THE EXERCISE:
Gather, from the listing beneath this task, every line holding the string "Vermögen".
________________________________________
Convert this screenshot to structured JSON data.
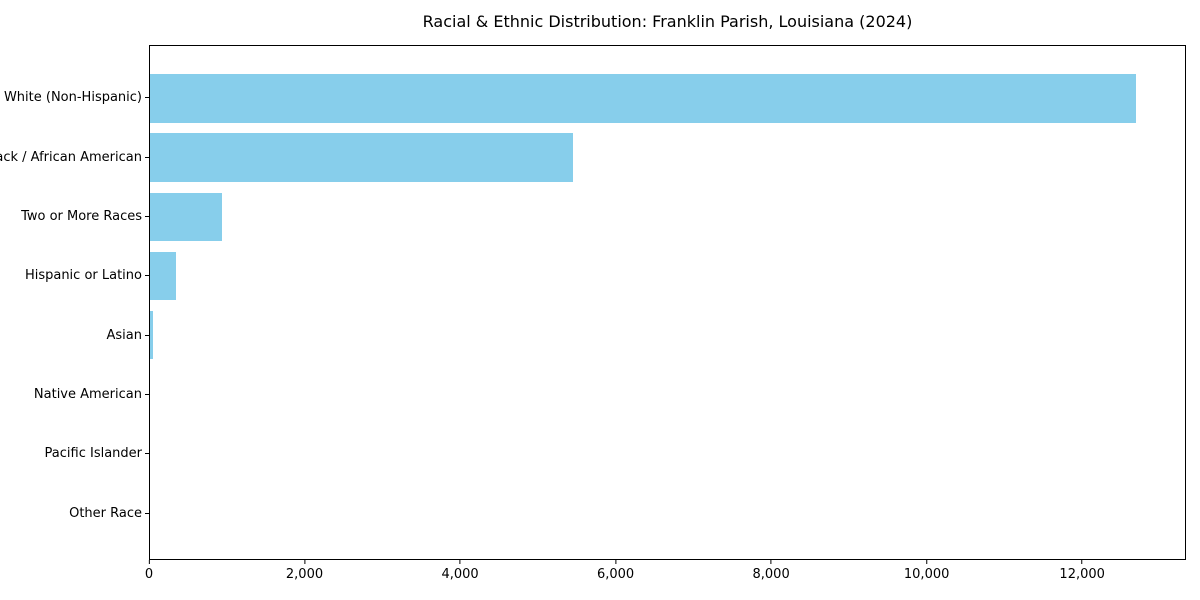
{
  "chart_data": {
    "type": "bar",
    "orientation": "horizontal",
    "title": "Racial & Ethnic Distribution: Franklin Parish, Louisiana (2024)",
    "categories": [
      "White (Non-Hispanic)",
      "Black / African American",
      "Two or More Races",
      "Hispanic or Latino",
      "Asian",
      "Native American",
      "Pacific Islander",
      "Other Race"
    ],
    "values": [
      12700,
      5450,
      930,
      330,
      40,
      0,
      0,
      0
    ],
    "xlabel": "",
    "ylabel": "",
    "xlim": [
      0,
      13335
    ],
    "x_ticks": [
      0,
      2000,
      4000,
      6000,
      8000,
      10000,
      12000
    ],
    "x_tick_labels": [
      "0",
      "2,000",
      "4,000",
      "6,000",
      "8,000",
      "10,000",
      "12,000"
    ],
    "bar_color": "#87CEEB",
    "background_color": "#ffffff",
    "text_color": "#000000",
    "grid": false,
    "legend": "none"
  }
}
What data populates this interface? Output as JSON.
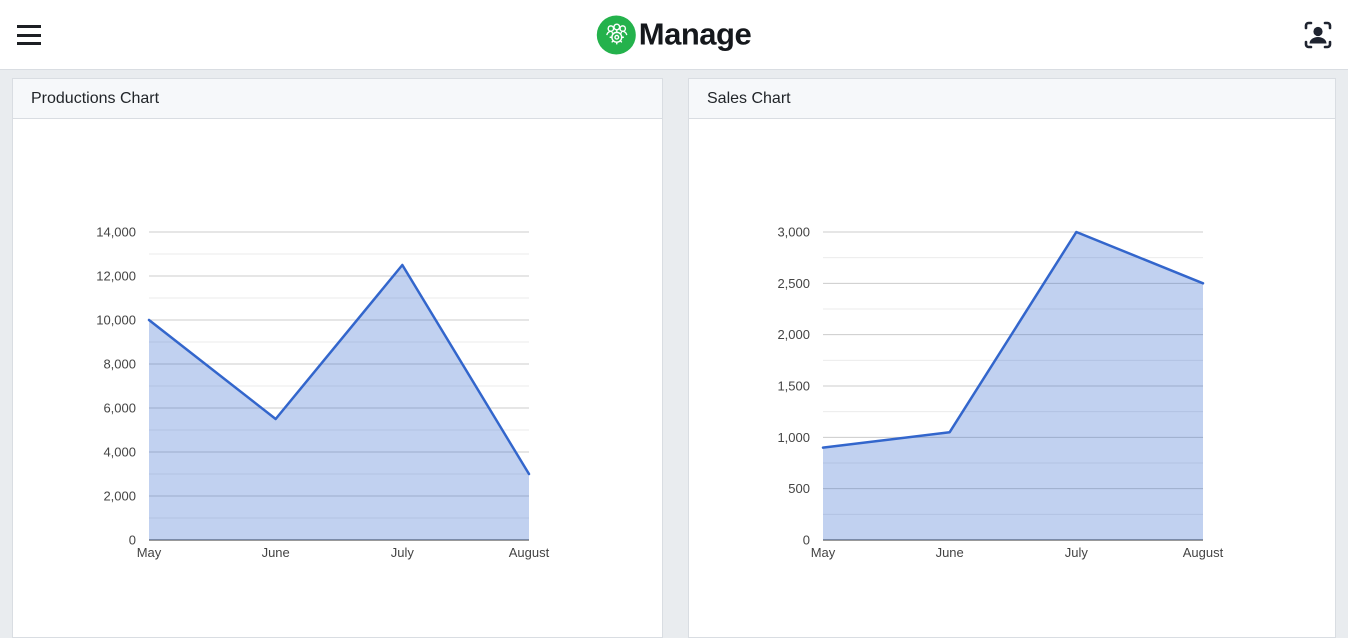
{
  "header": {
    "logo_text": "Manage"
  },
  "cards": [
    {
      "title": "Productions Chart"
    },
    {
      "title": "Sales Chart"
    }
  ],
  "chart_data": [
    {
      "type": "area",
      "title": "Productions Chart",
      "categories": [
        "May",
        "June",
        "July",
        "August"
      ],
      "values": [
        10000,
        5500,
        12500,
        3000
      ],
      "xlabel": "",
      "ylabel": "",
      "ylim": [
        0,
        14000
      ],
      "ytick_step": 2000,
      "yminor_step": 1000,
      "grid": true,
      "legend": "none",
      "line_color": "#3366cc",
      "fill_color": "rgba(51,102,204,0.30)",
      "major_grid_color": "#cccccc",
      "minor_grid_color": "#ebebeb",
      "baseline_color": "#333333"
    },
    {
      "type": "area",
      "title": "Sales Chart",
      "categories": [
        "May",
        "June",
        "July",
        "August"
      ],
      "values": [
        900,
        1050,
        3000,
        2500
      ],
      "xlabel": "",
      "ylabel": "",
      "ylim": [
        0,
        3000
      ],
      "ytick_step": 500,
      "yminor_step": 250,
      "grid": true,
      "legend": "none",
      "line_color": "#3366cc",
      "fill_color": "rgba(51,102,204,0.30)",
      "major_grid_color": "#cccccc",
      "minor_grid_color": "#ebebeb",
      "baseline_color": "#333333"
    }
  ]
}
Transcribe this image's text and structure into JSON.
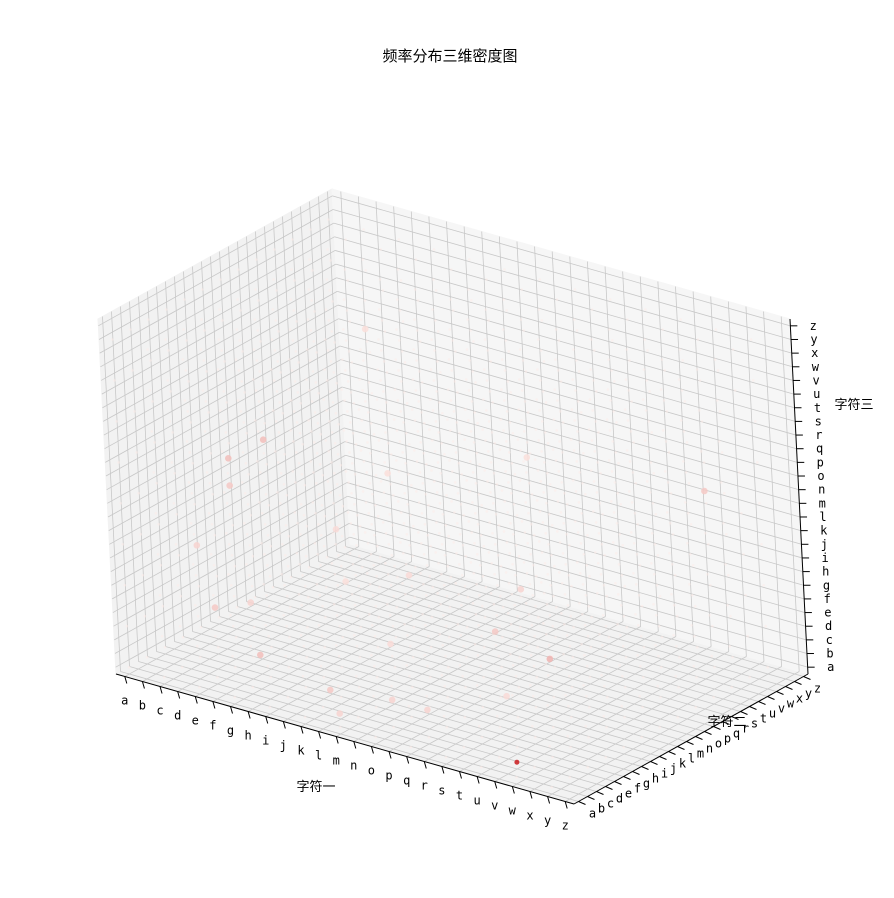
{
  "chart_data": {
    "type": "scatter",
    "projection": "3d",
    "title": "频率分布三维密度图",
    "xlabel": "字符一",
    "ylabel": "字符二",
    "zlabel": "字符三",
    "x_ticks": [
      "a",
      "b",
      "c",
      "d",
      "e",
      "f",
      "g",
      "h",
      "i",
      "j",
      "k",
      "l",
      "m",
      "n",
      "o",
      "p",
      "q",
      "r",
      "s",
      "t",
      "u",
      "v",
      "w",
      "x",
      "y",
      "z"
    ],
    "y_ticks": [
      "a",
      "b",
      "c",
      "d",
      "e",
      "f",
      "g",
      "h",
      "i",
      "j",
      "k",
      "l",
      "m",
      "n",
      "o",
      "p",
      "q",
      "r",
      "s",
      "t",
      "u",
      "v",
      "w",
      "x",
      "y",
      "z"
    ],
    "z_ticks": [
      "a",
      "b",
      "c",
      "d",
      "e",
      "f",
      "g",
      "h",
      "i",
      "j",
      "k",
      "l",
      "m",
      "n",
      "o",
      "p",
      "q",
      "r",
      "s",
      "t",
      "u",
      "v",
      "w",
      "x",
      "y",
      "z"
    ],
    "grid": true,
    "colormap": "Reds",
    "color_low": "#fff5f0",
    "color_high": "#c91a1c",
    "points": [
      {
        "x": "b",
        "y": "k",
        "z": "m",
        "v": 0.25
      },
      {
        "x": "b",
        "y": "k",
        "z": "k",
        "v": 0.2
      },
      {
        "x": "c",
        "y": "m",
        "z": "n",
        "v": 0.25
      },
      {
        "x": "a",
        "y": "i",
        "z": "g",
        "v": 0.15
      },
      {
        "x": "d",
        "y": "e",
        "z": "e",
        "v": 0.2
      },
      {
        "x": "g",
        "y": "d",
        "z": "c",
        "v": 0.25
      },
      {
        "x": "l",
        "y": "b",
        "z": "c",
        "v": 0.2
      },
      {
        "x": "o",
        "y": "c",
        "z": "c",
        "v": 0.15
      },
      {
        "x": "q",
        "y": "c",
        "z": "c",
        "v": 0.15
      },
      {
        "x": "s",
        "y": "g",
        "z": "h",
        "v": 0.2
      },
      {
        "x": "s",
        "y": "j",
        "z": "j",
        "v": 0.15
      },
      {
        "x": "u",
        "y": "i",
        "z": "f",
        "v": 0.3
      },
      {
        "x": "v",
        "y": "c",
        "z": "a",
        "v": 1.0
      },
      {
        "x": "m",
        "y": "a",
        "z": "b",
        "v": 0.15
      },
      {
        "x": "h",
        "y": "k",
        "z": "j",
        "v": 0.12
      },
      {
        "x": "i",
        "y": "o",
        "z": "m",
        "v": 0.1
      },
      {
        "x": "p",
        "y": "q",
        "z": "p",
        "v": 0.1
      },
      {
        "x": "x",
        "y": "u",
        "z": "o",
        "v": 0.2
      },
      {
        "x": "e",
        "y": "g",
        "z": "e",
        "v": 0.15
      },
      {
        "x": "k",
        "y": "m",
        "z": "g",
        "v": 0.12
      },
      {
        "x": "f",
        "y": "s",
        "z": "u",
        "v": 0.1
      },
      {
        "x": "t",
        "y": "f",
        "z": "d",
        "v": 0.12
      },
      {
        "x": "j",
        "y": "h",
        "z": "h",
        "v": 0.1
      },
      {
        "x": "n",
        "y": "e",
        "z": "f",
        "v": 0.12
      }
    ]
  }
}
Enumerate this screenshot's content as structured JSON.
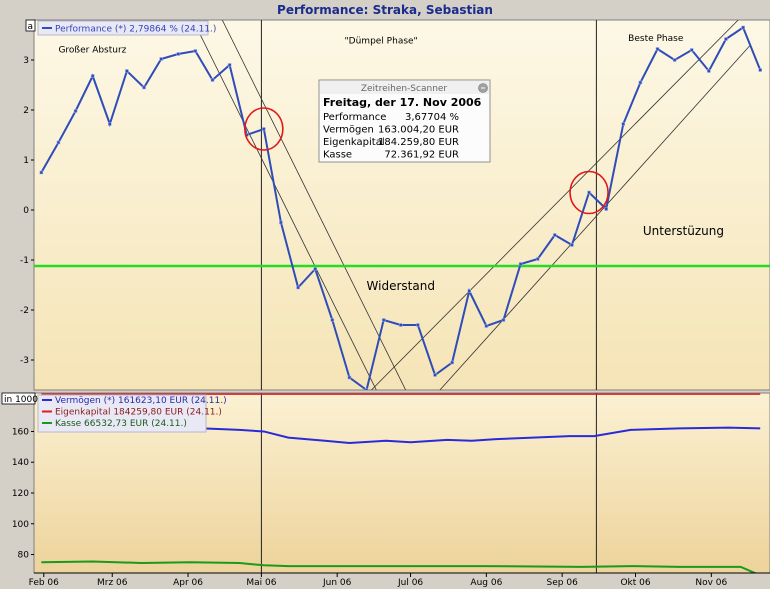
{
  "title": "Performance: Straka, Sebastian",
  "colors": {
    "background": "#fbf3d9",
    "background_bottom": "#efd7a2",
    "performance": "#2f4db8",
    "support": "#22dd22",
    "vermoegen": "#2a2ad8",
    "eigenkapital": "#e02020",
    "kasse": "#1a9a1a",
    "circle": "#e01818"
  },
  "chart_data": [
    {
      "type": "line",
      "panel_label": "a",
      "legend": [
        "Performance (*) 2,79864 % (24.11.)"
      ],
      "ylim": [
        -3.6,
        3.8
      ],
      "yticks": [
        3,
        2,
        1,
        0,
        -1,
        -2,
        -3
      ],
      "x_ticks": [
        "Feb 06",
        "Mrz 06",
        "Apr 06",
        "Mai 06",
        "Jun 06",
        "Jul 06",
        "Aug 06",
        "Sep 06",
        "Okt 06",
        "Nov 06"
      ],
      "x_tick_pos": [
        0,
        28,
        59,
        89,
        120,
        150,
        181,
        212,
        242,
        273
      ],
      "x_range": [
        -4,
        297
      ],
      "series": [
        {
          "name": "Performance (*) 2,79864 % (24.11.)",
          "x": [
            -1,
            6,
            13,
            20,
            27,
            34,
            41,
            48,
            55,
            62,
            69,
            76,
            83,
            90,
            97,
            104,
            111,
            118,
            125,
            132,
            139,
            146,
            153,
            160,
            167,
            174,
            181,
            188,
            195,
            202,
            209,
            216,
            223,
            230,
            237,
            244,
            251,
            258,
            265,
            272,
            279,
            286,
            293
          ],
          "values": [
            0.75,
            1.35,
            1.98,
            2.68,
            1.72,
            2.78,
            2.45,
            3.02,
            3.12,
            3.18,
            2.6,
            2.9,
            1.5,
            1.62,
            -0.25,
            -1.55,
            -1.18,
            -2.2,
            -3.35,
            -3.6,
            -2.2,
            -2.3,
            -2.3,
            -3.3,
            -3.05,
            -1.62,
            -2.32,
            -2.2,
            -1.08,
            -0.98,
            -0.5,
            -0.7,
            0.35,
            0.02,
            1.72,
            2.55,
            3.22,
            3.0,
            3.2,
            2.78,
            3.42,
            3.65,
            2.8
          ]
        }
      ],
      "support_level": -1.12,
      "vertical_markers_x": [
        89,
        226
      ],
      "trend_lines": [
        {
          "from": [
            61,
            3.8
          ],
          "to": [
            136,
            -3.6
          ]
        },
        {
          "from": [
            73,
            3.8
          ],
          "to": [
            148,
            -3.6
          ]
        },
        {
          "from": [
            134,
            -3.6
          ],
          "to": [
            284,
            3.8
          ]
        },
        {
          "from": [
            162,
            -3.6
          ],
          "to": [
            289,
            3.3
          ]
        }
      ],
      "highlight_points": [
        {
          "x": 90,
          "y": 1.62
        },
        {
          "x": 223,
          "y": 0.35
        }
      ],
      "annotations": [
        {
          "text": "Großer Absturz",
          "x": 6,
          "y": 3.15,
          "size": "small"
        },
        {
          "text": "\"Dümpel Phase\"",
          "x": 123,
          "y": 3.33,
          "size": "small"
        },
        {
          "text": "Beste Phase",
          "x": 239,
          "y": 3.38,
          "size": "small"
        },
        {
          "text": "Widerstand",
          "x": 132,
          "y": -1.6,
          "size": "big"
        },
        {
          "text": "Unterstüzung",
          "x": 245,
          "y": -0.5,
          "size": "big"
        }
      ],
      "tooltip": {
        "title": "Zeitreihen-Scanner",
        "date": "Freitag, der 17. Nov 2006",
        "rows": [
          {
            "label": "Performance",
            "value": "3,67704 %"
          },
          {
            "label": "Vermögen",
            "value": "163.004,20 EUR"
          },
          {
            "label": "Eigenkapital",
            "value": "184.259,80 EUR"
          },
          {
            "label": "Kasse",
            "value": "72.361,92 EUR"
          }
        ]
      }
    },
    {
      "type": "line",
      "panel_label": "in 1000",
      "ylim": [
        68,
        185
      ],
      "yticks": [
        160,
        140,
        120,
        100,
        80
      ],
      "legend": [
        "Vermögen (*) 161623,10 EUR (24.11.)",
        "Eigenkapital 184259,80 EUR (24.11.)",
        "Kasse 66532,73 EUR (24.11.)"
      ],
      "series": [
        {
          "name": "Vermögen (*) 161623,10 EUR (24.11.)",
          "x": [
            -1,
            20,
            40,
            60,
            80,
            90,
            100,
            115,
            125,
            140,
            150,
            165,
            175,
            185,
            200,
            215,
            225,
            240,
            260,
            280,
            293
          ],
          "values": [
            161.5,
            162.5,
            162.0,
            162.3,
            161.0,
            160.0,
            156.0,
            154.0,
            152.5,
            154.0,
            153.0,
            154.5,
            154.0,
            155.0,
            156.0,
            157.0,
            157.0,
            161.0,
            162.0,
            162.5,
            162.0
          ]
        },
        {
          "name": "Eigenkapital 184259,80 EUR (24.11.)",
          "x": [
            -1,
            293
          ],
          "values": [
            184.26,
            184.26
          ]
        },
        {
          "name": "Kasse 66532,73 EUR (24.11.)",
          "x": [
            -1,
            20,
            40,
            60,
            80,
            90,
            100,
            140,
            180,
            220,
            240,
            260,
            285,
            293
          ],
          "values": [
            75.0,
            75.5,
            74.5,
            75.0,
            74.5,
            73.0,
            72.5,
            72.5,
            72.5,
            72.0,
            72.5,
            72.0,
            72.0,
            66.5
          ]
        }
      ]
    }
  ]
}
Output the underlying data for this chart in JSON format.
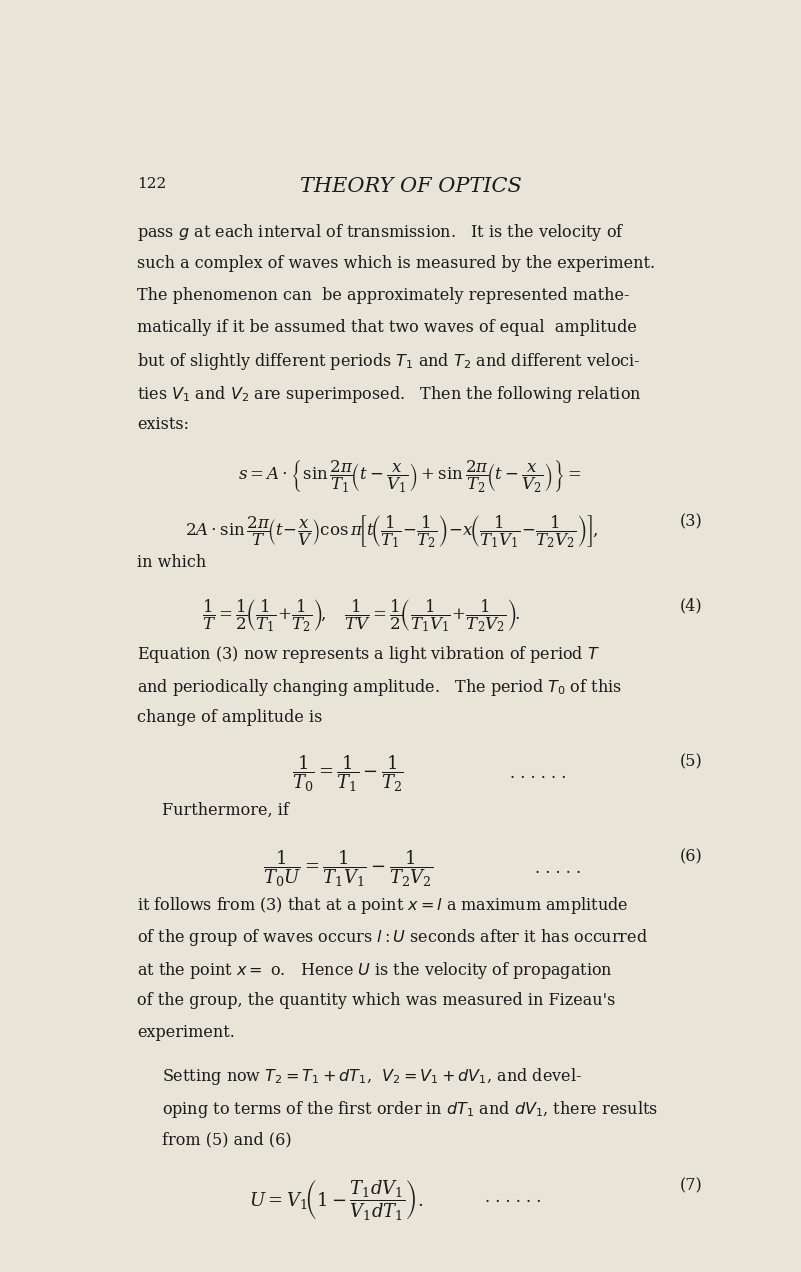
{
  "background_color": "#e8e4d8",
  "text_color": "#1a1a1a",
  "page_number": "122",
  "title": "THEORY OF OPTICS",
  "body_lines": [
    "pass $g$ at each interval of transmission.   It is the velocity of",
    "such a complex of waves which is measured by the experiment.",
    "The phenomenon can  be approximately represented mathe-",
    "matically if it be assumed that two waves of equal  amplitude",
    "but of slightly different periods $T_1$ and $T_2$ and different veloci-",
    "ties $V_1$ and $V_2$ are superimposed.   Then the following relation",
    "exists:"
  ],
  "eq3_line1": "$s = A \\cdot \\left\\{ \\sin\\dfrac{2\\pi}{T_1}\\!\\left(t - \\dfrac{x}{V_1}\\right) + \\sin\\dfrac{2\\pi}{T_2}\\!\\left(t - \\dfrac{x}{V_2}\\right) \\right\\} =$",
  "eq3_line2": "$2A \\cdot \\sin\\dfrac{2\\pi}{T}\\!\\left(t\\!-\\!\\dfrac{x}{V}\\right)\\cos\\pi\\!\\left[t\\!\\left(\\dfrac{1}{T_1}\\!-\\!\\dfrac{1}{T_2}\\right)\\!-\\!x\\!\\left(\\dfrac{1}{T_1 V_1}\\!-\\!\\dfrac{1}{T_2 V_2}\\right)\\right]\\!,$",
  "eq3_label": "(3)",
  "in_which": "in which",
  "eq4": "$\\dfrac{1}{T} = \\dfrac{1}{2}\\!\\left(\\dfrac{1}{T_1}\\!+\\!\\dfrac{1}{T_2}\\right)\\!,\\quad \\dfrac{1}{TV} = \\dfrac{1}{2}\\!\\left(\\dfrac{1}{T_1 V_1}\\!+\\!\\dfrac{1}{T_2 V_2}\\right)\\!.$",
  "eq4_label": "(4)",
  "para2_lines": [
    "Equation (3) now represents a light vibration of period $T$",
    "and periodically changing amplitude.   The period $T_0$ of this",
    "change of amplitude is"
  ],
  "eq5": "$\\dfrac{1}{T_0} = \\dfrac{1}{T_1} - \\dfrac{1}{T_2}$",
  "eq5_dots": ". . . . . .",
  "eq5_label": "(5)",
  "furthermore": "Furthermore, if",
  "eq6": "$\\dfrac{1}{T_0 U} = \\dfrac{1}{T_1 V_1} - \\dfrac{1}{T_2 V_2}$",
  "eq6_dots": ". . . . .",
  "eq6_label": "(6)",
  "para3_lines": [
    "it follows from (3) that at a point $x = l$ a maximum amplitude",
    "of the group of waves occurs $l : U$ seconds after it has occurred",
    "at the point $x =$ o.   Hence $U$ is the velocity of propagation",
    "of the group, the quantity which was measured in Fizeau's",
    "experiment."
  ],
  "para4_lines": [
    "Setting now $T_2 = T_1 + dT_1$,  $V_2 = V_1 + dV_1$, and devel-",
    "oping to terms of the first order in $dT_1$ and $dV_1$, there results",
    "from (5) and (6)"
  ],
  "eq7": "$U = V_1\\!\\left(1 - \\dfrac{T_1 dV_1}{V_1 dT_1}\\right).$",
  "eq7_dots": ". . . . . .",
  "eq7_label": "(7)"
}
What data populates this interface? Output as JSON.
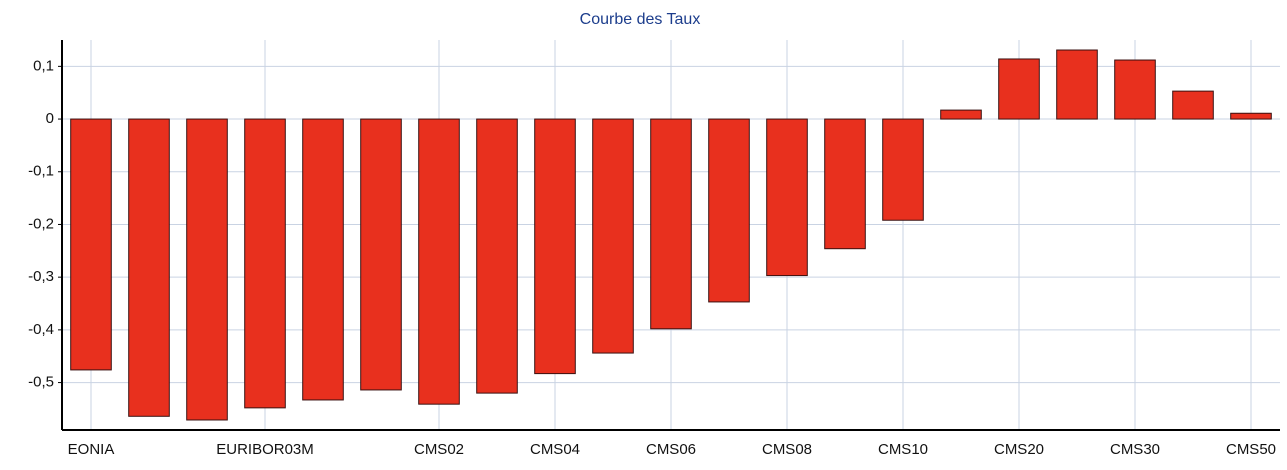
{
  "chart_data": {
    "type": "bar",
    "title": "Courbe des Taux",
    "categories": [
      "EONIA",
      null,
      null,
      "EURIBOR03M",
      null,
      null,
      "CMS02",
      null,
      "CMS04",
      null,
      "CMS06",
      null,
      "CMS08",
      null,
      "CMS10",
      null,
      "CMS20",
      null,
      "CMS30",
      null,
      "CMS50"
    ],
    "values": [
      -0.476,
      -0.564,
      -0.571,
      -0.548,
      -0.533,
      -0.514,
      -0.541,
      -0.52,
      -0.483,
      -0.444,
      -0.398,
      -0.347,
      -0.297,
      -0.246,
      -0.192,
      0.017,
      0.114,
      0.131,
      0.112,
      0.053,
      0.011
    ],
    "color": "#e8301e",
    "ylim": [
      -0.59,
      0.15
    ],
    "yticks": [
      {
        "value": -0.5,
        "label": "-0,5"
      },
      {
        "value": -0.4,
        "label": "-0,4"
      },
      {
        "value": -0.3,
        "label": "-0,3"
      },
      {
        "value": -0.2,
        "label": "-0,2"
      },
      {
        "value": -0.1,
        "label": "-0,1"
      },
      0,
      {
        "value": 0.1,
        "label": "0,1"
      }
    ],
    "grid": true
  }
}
________________________________________
RESPONSE FOR THIS EXERCISE:
            "label": "Vermögen",
        "Vermögen (*) 161623,10 EUR (24.11.)",
          "name": "Vermögen (*) 161623,10 EUR (24.11.)",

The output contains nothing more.